# WHAT IS REQUIRED:
Pick out every line in the data below that holds "τάξεις".

(Extracted data entries)
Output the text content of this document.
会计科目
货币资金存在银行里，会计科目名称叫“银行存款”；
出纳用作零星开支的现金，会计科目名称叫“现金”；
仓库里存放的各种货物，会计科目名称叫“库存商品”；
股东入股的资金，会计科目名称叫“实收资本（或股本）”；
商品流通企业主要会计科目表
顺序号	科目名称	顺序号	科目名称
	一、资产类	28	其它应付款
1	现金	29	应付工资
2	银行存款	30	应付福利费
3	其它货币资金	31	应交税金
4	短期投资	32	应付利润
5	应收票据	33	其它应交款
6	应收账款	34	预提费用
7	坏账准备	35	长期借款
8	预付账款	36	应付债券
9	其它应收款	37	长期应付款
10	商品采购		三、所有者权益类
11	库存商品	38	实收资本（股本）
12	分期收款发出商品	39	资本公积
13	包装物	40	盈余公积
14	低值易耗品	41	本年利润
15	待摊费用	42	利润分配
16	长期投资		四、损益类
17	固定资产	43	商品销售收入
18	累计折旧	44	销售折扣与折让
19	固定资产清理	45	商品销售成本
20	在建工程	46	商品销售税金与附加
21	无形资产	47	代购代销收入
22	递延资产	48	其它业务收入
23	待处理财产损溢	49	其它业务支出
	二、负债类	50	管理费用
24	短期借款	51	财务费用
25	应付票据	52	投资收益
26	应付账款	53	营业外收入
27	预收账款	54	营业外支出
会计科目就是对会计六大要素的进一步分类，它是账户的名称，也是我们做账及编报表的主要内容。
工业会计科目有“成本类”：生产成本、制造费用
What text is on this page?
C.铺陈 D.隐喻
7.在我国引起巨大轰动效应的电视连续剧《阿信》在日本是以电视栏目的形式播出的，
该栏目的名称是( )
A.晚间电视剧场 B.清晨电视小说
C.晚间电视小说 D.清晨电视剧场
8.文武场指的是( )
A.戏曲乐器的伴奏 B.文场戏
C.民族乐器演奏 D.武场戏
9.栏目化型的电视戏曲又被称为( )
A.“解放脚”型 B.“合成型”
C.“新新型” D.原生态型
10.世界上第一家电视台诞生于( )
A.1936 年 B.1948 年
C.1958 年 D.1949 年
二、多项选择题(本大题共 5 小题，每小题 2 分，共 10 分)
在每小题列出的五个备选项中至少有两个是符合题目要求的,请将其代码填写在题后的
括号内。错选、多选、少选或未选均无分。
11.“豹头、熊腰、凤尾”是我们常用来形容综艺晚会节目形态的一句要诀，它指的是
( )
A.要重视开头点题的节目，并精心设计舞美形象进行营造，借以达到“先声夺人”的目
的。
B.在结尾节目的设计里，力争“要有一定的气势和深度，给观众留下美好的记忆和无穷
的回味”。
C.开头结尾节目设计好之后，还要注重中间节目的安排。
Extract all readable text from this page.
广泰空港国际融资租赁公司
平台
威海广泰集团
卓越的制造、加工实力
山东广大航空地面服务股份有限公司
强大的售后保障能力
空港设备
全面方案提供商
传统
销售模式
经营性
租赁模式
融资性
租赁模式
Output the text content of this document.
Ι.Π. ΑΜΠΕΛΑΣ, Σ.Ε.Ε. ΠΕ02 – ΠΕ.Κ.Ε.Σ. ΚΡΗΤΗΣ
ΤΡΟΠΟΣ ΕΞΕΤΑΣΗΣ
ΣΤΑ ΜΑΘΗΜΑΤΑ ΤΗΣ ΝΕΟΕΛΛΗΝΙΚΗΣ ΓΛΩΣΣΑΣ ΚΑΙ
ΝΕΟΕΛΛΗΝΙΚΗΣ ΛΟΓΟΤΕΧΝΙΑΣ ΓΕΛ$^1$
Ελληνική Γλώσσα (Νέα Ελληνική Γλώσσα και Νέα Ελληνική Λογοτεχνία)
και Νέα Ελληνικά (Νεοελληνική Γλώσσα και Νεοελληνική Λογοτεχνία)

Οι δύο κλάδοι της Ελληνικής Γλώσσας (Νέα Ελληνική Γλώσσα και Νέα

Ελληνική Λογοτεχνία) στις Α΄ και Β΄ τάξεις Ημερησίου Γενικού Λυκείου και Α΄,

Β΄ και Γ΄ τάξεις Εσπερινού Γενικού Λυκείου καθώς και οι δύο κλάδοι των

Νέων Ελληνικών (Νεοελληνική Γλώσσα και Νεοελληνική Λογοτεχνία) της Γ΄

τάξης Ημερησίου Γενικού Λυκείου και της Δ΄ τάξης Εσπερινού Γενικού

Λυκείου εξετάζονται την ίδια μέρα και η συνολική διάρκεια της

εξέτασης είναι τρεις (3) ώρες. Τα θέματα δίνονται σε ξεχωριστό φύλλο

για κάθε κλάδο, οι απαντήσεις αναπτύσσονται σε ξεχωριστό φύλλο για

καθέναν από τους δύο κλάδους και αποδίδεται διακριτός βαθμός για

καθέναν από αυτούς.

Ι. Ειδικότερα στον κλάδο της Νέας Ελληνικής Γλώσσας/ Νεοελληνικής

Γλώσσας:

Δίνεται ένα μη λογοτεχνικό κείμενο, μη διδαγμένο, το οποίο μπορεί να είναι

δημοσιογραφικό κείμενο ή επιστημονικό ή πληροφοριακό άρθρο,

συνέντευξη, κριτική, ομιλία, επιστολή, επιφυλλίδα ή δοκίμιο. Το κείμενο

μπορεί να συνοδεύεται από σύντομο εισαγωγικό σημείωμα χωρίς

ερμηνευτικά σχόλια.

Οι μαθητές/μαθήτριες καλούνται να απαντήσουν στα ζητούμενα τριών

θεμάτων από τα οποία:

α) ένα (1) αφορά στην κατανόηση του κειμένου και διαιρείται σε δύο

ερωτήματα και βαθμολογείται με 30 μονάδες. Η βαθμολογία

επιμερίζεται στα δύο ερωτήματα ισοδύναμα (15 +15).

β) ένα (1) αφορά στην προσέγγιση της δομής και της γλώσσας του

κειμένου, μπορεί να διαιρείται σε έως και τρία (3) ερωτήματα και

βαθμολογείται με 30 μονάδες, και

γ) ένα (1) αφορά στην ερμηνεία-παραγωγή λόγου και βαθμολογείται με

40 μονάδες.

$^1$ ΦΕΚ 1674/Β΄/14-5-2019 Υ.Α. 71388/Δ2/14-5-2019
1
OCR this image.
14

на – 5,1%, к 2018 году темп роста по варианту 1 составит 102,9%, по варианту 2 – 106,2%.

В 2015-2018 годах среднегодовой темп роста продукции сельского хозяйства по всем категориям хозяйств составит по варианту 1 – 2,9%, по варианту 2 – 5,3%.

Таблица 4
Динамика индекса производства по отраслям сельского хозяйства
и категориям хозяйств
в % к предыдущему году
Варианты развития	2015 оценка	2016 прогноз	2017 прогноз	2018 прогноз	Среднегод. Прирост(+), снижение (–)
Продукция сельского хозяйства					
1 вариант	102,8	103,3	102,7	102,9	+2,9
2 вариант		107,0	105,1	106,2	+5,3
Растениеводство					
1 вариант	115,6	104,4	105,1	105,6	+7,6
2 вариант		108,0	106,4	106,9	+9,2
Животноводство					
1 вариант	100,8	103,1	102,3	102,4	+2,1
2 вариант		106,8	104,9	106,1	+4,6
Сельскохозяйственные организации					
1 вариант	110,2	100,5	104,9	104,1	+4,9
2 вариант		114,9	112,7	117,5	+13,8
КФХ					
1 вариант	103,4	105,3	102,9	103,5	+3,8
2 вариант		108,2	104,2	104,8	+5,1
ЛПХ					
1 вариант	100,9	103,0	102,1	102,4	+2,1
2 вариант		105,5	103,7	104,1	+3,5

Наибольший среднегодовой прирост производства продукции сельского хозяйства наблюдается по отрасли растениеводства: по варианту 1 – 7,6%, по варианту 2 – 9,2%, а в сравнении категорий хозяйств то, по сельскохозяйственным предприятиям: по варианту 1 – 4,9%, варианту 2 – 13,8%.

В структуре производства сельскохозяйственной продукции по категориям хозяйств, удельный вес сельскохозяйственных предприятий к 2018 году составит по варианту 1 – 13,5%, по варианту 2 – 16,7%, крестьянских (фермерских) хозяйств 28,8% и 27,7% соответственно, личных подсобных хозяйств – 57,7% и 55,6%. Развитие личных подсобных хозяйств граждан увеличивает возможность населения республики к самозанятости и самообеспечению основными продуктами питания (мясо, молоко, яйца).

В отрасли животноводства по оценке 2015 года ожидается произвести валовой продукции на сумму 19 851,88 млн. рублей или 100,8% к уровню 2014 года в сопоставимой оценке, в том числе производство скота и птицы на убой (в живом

# REPLY:
Ελληνική Λογοτεχνία) στις Α΄ και Β΄ τάξεις Ημερησίου Γενικού Λυκείου και Α΄,
Β΄ και Γ΄ τάξεις Εσπερινού Γενικού Λυκείου καθώς και οι δύο κλάδοι των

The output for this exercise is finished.